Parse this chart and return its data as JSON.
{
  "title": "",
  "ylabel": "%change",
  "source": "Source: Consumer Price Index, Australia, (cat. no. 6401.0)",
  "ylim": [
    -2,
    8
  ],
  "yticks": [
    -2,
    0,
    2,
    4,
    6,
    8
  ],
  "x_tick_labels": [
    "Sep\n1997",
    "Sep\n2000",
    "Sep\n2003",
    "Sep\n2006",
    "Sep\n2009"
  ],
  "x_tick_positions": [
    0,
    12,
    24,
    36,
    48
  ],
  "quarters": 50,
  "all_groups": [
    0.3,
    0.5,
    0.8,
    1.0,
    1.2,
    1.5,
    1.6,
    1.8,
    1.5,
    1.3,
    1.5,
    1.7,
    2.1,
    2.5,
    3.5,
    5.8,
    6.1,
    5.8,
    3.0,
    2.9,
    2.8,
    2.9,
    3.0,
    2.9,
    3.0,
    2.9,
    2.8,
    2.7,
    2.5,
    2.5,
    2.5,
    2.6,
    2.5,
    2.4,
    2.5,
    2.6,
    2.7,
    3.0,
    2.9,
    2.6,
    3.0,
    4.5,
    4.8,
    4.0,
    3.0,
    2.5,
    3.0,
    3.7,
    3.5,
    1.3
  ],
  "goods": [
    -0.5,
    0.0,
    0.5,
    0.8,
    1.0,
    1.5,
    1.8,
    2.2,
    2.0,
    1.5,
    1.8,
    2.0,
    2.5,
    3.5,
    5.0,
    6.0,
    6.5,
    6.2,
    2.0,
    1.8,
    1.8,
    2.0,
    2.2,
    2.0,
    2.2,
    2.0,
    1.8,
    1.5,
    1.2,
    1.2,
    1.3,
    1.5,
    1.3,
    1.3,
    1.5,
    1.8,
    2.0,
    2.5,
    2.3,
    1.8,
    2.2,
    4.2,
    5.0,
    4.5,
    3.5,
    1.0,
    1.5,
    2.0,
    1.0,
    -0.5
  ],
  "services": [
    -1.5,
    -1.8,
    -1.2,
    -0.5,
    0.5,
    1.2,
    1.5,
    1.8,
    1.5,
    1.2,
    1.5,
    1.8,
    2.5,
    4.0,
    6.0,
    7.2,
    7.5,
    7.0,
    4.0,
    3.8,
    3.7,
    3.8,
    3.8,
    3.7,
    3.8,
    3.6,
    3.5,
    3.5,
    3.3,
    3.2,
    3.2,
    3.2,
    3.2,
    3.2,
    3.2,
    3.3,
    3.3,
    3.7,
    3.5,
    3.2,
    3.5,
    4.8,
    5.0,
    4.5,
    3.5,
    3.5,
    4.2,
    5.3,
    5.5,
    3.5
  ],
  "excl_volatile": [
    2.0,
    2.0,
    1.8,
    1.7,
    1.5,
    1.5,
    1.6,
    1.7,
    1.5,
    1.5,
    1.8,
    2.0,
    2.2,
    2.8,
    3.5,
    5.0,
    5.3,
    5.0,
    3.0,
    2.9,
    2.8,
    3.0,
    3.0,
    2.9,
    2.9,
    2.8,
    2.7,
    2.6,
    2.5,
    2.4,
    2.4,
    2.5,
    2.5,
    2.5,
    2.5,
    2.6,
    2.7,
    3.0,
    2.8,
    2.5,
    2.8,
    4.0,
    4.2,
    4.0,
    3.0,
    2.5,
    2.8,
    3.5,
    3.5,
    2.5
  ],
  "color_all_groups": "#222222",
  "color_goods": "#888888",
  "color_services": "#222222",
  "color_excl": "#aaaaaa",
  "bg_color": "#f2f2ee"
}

[Task instructions]
Extract all of the data exactly as written.

[Answer to this exercise]
Parse this chart and return its data as JSON.
{
  "title": "",
  "ylabel": "%change",
  "source": "Source: Consumer Price Index, Australia, (cat. no. 6401.0)",
  "ylim": [
    -2,
    8
  ],
  "yticks": [
    -2,
    0,
    2,
    4,
    6,
    8
  ],
  "x_tick_labels": [
    "Sep\n1997",
    "Sep\n2000",
    "Sep\n2003",
    "Sep\n2006",
    "Sep\n2009"
  ],
  "x_tick_positions": [
    0,
    12,
    24,
    36,
    48
  ],
  "quarters": 50,
  "all_groups": [
    0.3,
    0.5,
    0.8,
    1.0,
    1.2,
    1.5,
    1.6,
    1.8,
    1.5,
    1.3,
    1.5,
    1.7,
    2.1,
    2.5,
    3.5,
    5.8,
    6.1,
    5.8,
    3.0,
    2.9,
    2.8,
    2.9,
    3.0,
    2.9,
    3.0,
    2.9,
    2.8,
    2.7,
    2.5,
    2.5,
    2.5,
    2.6,
    2.5,
    2.4,
    2.5,
    2.6,
    2.7,
    3.0,
    2.9,
    2.6,
    3.0,
    4.5,
    4.8,
    4.0,
    3.0,
    2.5,
    3.0,
    3.7,
    3.5,
    1.3
  ],
  "goods": [
    -0.5,
    0.0,
    0.5,
    0.8,
    1.0,
    1.5,
    1.8,
    2.2,
    2.0,
    1.5,
    1.8,
    2.0,
    2.5,
    3.5,
    5.0,
    6.0,
    6.5,
    6.2,
    2.0,
    1.8,
    1.8,
    2.0,
    2.2,
    2.0,
    2.2,
    2.0,
    1.8,
    1.5,
    1.2,
    1.2,
    1.3,
    1.5,
    1.3,
    1.3,
    1.5,
    1.8,
    2.0,
    2.5,
    2.3,
    1.8,
    2.2,
    4.2,
    5.0,
    4.5,
    3.5,
    1.0,
    1.5,
    2.0,
    1.0,
    -0.5
  ],
  "services": [
    -1.5,
    -1.8,
    -1.2,
    -0.5,
    0.5,
    1.2,
    1.5,
    1.8,
    1.5,
    1.2,
    1.5,
    1.8,
    2.5,
    4.0,
    6.0,
    7.2,
    7.5,
    7.0,
    4.0,
    3.8,
    3.7,
    3.8,
    3.8,
    3.7,
    3.8,
    3.6,
    3.5,
    3.5,
    3.3,
    3.2,
    3.2,
    3.2,
    3.2,
    3.2,
    3.2,
    3.3,
    3.3,
    3.7,
    3.5,
    3.2,
    3.5,
    4.8,
    5.0,
    4.5,
    3.5,
    3.5,
    4.2,
    5.3,
    5.5,
    3.5
  ],
  "excl_volatile": [
    2.0,
    2.0,
    1.8,
    1.7,
    1.5,
    1.5,
    1.6,
    1.7,
    1.5,
    1.5,
    1.8,
    2.0,
    2.2,
    2.8,
    3.5,
    5.0,
    5.3,
    5.0,
    3.0,
    2.9,
    2.8,
    3.0,
    3.0,
    2.9,
    2.9,
    2.8,
    2.7,
    2.6,
    2.5,
    2.4,
    2.4,
    2.5,
    2.5,
    2.5,
    2.5,
    2.6,
    2.7,
    3.0,
    2.8,
    2.5,
    2.8,
    4.0,
    4.2,
    4.0,
    3.0,
    2.5,
    2.8,
    3.5,
    3.5,
    2.5
  ],
  "color_all_groups": "#222222",
  "color_goods": "#888888",
  "color_services": "#222222",
  "color_excl": "#aaaaaa",
  "bg_color": "#f2f2ee"
}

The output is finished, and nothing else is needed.